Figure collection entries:
○ ○ ○ ○
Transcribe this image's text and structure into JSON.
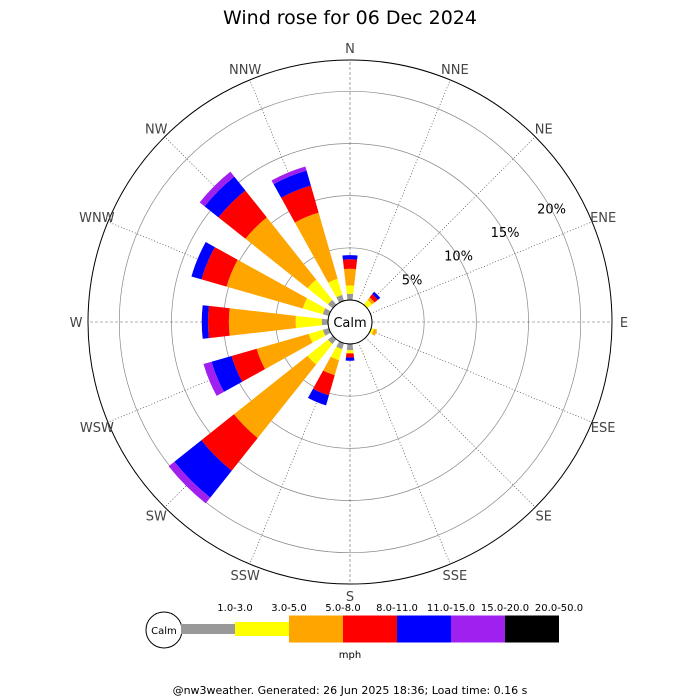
{
  "chart_data": {
    "type": "wind-rose",
    "title": "Wind rose for 06 Dec 2024",
    "directions": [
      "N",
      "NNE",
      "NE",
      "ENE",
      "E",
      "ESE",
      "SE",
      "SSE",
      "S",
      "SSW",
      "SW",
      "WSW",
      "W",
      "WNW",
      "NW",
      "NNW"
    ],
    "ring_labels": [
      "5%",
      "10%",
      "15%",
      "20%"
    ],
    "rings": [
      5,
      10,
      15,
      20
    ],
    "r_max": 23,
    "calm_label": "Calm",
    "units": "mph",
    "speed_bins": [
      {
        "label": "1.0-3.0",
        "color": "#999999"
      },
      {
        "label": "3.0-5.0",
        "color": "#ffff00"
      },
      {
        "label": "5.0-8.0",
        "color": "#ffa500"
      },
      {
        "label": "8.0-11.0",
        "color": "#ff0000"
      },
      {
        "label": "11.0-15.0",
        "color": "#0000ff"
      },
      {
        "label": "15.0-20.0",
        "color": "#a020f0"
      },
      {
        "label": "20.0-50.0",
        "color": "#000000"
      }
    ],
    "series": {
      "N": [
        0.6,
        0.8,
        1.6,
        0.9,
        0.4,
        0.0,
        0.0
      ],
      "NNE": [
        0.0,
        0.0,
        0.0,
        0.0,
        0.0,
        0.0,
        0.0
      ],
      "NE": [
        0.0,
        0.6,
        0.3,
        0.4,
        0.3,
        0.0,
        0.0
      ],
      "ENE": [
        0.0,
        0.0,
        0.0,
        0.0,
        0.0,
        0.0,
        0.0
      ],
      "E": [
        0.0,
        0.0,
        0.0,
        0.0,
        0.0,
        0.0,
        0.0
      ],
      "ESE": [
        0.0,
        0.3,
        0.3,
        0.0,
        0.0,
        0.0,
        0.0
      ],
      "SE": [
        0.0,
        0.0,
        0.0,
        0.0,
        0.0,
        0.0,
        0.0
      ],
      "SSE": [
        0.0,
        0.0,
        0.0,
        0.0,
        0.0,
        0.0,
        0.0
      ],
      "S": [
        0.6,
        0.3,
        0.0,
        0.4,
        0.3,
        0.0,
        0.0
      ],
      "SSW": [
        0.6,
        1.1,
        1.5,
        2.0,
        1.0,
        0.0,
        0.0
      ],
      "SW": [
        0.6,
        2.5,
        9.0,
        4.0,
        3.3,
        0.7,
        0.0
      ],
      "WSW": [
        0.6,
        1.4,
        5.2,
        2.5,
        2.0,
        0.8,
        0.0
      ],
      "W": [
        0.6,
        2.5,
        6.4,
        2.0,
        0.6,
        0.0,
        0.0
      ],
      "WNW": [
        0.6,
        2.0,
        7.6,
        2.5,
        1.0,
        0.0,
        0.0
      ],
      "NW": [
        0.6,
        2.5,
        7.6,
        3.3,
        1.7,
        0.6,
        0.0
      ],
      "NNW": [
        0.6,
        1.6,
        6.6,
        2.7,
        1.5,
        0.4,
        0.0
      ]
    }
  },
  "footer": "@nw3weather. Generated: 26 Jun 2025 18:36; Load time: 0.16 s"
}
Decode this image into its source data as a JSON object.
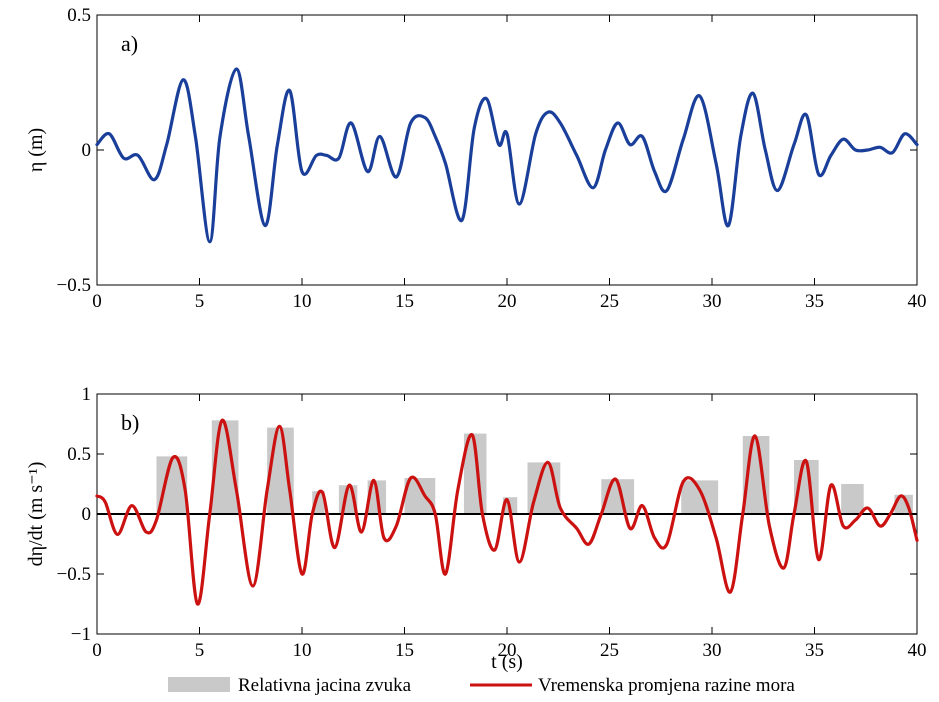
{
  "chart_data": [
    {
      "type": "line",
      "panel_label": "a)",
      "xlabel": "",
      "ylabel": "η (m)",
      "xlim": [
        0,
        40
      ],
      "ylim": [
        -0.5,
        0.5
      ],
      "xticks": [
        "0",
        "5",
        "10",
        "15",
        "20",
        "25",
        "30",
        "35",
        "40"
      ],
      "yticks": [
        "−0.5",
        "0",
        "0.5"
      ],
      "grid": false,
      "series": [
        {
          "color": "#1a3f9a",
          "x": [
            0,
            0.6,
            1.3,
            2.0,
            2.8,
            3.4,
            4.2,
            4.8,
            5.5,
            6.0,
            6.8,
            7.4,
            8.2,
            8.8,
            9.4,
            10.0,
            10.7,
            11.2,
            11.8,
            12.4,
            13.2,
            13.8,
            14.6,
            15.3,
            16.0,
            16.5,
            17.0,
            17.8,
            18.4,
            19.0,
            19.6,
            20.0,
            20.6,
            21.4,
            22.0,
            22.6,
            23.4,
            24.2,
            24.8,
            25.4,
            26.0,
            26.6,
            27.2,
            27.8,
            28.6,
            29.4,
            30.2,
            30.8,
            31.4,
            32.0,
            32.6,
            33.2,
            34.0,
            34.6,
            35.2,
            35.8,
            36.4,
            37.0,
            37.6,
            38.2,
            38.8,
            39.4,
            40.0
          ],
          "y": [
            0.02,
            0.06,
            -0.03,
            -0.02,
            -0.11,
            0.02,
            0.26,
            0.05,
            -0.34,
            0.05,
            0.3,
            0.05,
            -0.28,
            0.02,
            0.22,
            -0.08,
            -0.02,
            -0.02,
            -0.03,
            0.1,
            -0.08,
            0.05,
            -0.1,
            0.1,
            0.12,
            0.05,
            -0.05,
            -0.26,
            0.08,
            0.19,
            0.02,
            0.06,
            -0.2,
            0.06,
            0.14,
            0.1,
            -0.02,
            -0.14,
            0.0,
            0.1,
            0.02,
            0.05,
            -0.08,
            -0.15,
            0.04,
            0.2,
            -0.05,
            -0.28,
            0.05,
            0.21,
            0.0,
            -0.15,
            0.02,
            0.13,
            -0.09,
            -0.02,
            0.04,
            0.0,
            0.0,
            0.01,
            -0.01,
            0.06,
            0.02
          ]
        }
      ]
    },
    {
      "type": "bar+line",
      "panel_label": "b)",
      "xlabel": "t (s)",
      "ylabel": "dη/dt (m s⁻¹)",
      "xlim": [
        0,
        40
      ],
      "ylim": [
        -1,
        1
      ],
      "xticks": [
        "0",
        "5",
        "10",
        "15",
        "20",
        "25",
        "30",
        "35",
        "40"
      ],
      "yticks": [
        "−1",
        "−0.5",
        "0",
        "0.5",
        "1"
      ],
      "grid": false,
      "zero_line": true,
      "bars": {
        "name": "Relativna jacina zvuka",
        "color": "#c9c9c9",
        "x_start": [
          2.9,
          5.6,
          8.3,
          10.5,
          11.8,
          13.2,
          15.0,
          17.9,
          19.8,
          21.0,
          24.6,
          28.5,
          31.5,
          34.0,
          36.3,
          38.9
        ],
        "x_end": [
          4.4,
          6.9,
          9.6,
          11.1,
          12.7,
          14.1,
          16.5,
          19.0,
          20.5,
          22.6,
          26.2,
          30.3,
          32.8,
          35.2,
          37.4,
          39.8
        ],
        "values": [
          0.48,
          0.78,
          0.72,
          0.19,
          0.24,
          0.28,
          0.3,
          0.67,
          0.14,
          0.43,
          0.29,
          0.28,
          0.65,
          0.45,
          0.25,
          0.16
        ]
      },
      "series": [
        {
          "name": "Vremenska promjena razine mora",
          "color": "#cc1111",
          "x": [
            0,
            0.4,
            1.0,
            1.7,
            2.4,
            2.9,
            3.7,
            4.3,
            4.9,
            5.5,
            6.1,
            6.8,
            7.6,
            8.3,
            8.9,
            9.4,
            10.0,
            10.5,
            11.0,
            11.6,
            12.3,
            12.9,
            13.5,
            14.0,
            14.6,
            15.3,
            16.0,
            16.5,
            17.0,
            17.6,
            18.3,
            18.8,
            19.4,
            20.0,
            20.6,
            21.3,
            22.0,
            22.6,
            23.4,
            24.0,
            24.6,
            25.3,
            26.0,
            26.6,
            27.2,
            27.8,
            28.6,
            29.4,
            30.2,
            30.9,
            31.5,
            32.1,
            32.8,
            33.5,
            34.0,
            34.6,
            35.2,
            35.8,
            36.4,
            37.0,
            37.6,
            38.2,
            38.7,
            39.2,
            39.6,
            40.0
          ],
          "y": [
            0.15,
            0.1,
            -0.17,
            0.07,
            -0.15,
            -0.05,
            0.47,
            0.2,
            -0.75,
            0.0,
            0.78,
            0.2,
            -0.6,
            0.2,
            0.73,
            0.2,
            -0.5,
            0.0,
            0.18,
            -0.28,
            0.24,
            -0.15,
            0.28,
            -0.2,
            -0.1,
            0.3,
            0.15,
            0.0,
            -0.5,
            0.2,
            0.66,
            0.0,
            -0.3,
            0.12,
            -0.4,
            0.1,
            0.43,
            0.05,
            -0.12,
            -0.25,
            0.0,
            0.29,
            -0.12,
            0.07,
            -0.2,
            -0.25,
            0.27,
            0.2,
            -0.2,
            -0.65,
            0.0,
            0.65,
            -0.1,
            -0.45,
            0.0,
            0.44,
            -0.38,
            0.24,
            -0.1,
            -0.05,
            0.05,
            -0.1,
            0.0,
            0.15,
            0.05,
            -0.22
          ]
        }
      ]
    }
  ],
  "legend": {
    "position": "bottom-center",
    "bar_label": "Relativna jacina zvuka",
    "line_label": "Vremenska promjena razine mora"
  }
}
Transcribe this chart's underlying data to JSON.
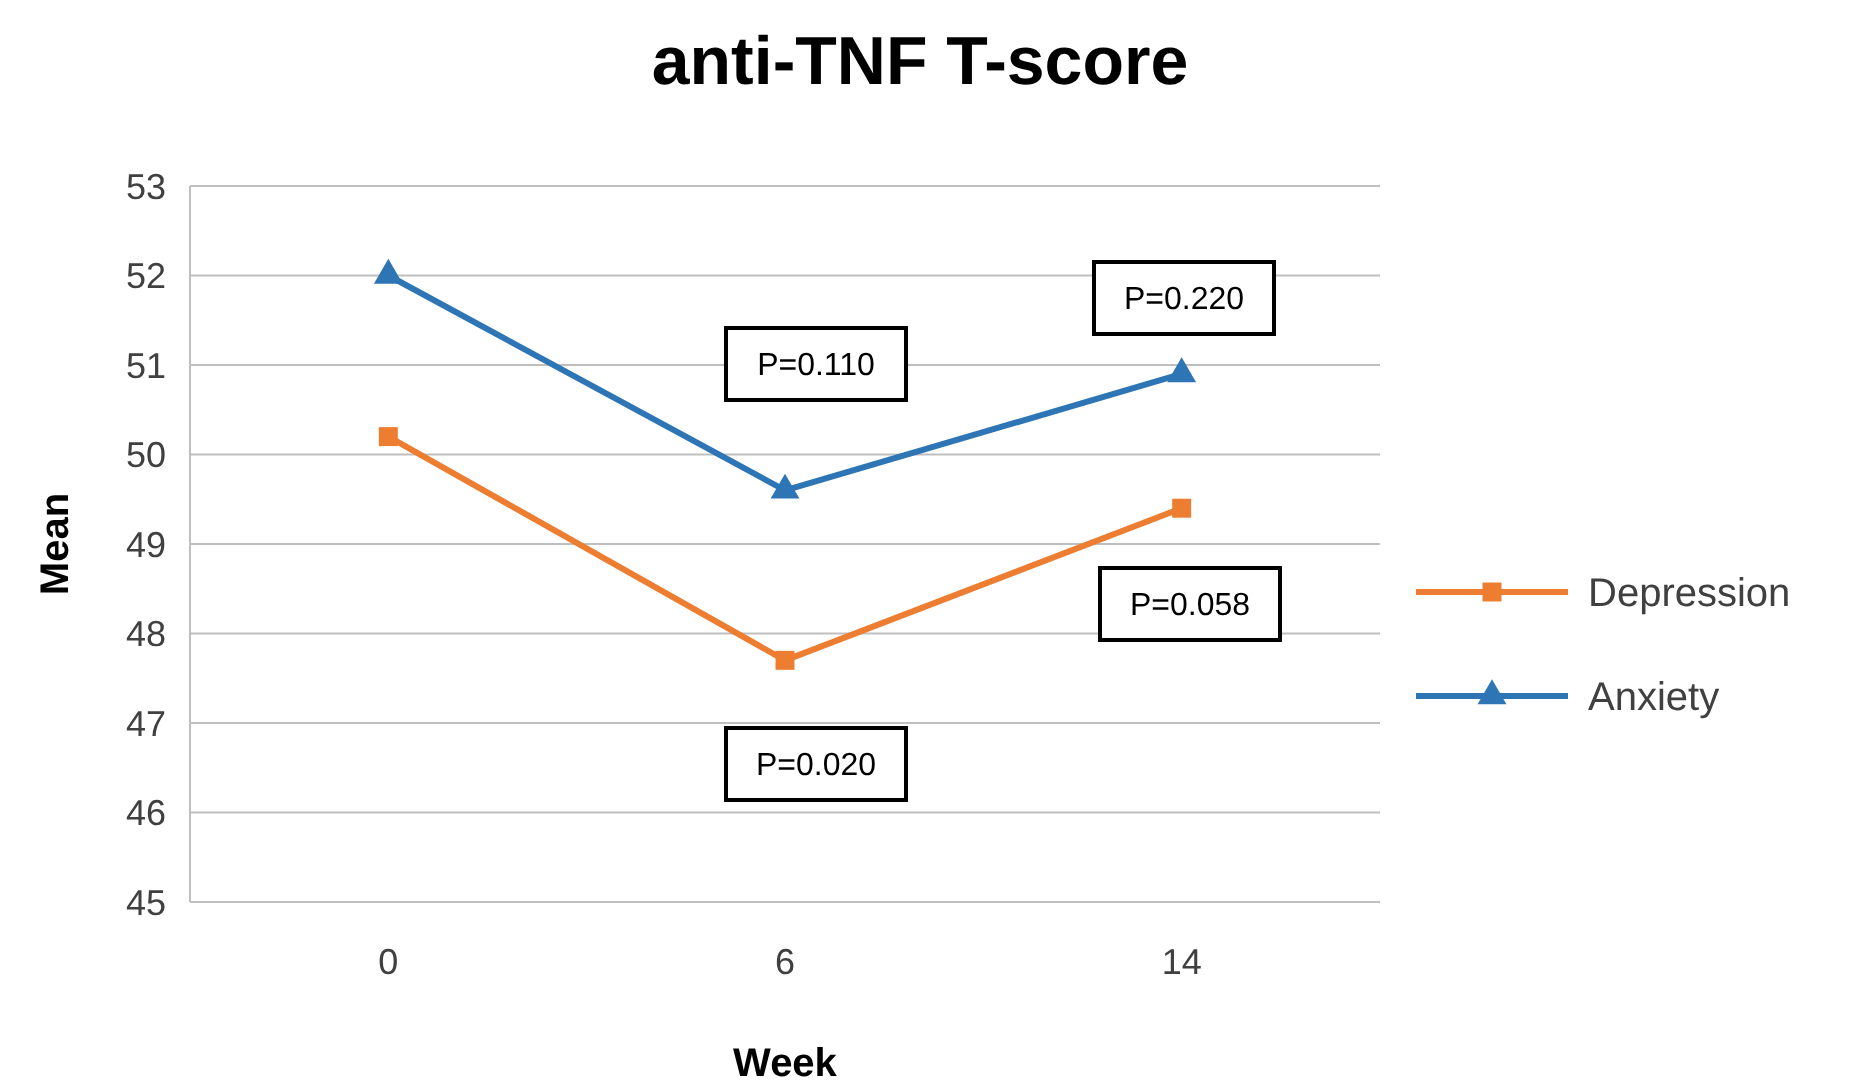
{
  "chart_data": {
    "type": "line",
    "title": "anti-TNF T-score",
    "xlabel": "Week",
    "ylabel": "Mean",
    "categories": [
      "0",
      "6",
      "14"
    ],
    "series": [
      {
        "name": "Depression",
        "color": "#ed7d31",
        "marker": "square",
        "values": [
          50.2,
          47.7,
          49.4
        ]
      },
      {
        "name": "Anxiety",
        "color": "#2e75b6",
        "marker": "triangle",
        "values": [
          52.0,
          49.6,
          50.9
        ]
      }
    ],
    "ylim": [
      45,
      53
    ],
    "yticks": [
      45,
      46,
      47,
      48,
      49,
      50,
      51,
      52,
      53
    ],
    "grid": "y",
    "legend": "right",
    "annotations": [
      "P=0.110",
      "P=0.020",
      "P=0.220",
      "P=0.058"
    ]
  }
}
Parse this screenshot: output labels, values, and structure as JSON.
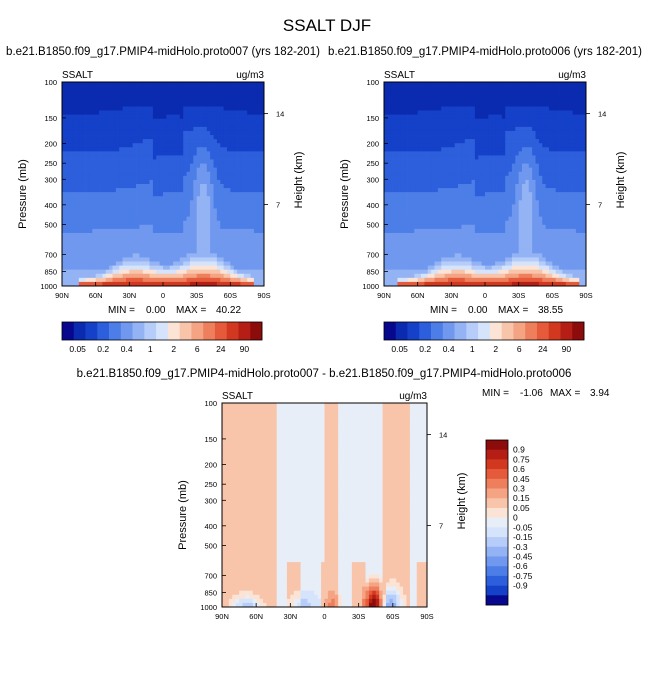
○ ○ ○ ○
All lines from the one containing "Transcribe this chart's" through the end of the entries, both ends included, should be written out exactly, with no pictures.

Transcribe this chart's underlying data to JSON.
{
  "chart_data": {
    "type": "line",
    "title": "anti-TNF T-score",
    "xlabel": "Week",
    "ylabel": "Mean",
    "categories": [
      "0",
      "6",
      "14"
    ],
    "series": [
      {
        "name": "Depression",
        "color": "#ed7d31",
        "marker": "square",
        "values": [
          50.2,
          47.7,
          49.4
        ]
      },
      {
        "name": "Anxiety",
        "color": "#2e75b6",
        "marker": "triangle",
        "values": [
          52.0,
          49.6,
          50.9
        ]
      }
    ],
    "ylim": [
      45,
      53
    ],
    "yticks": [
      45,
      46,
      47,
      48,
      49,
      50,
      51,
      52,
      53
    ],
    "grid": "y",
    "legend": "right",
    "annotations": [
      "P=0.110",
      "P=0.020",
      "P=0.220",
      "P=0.058"
    ]
  }
}
Parse this screenshot: output labels, values, and structure as JSON.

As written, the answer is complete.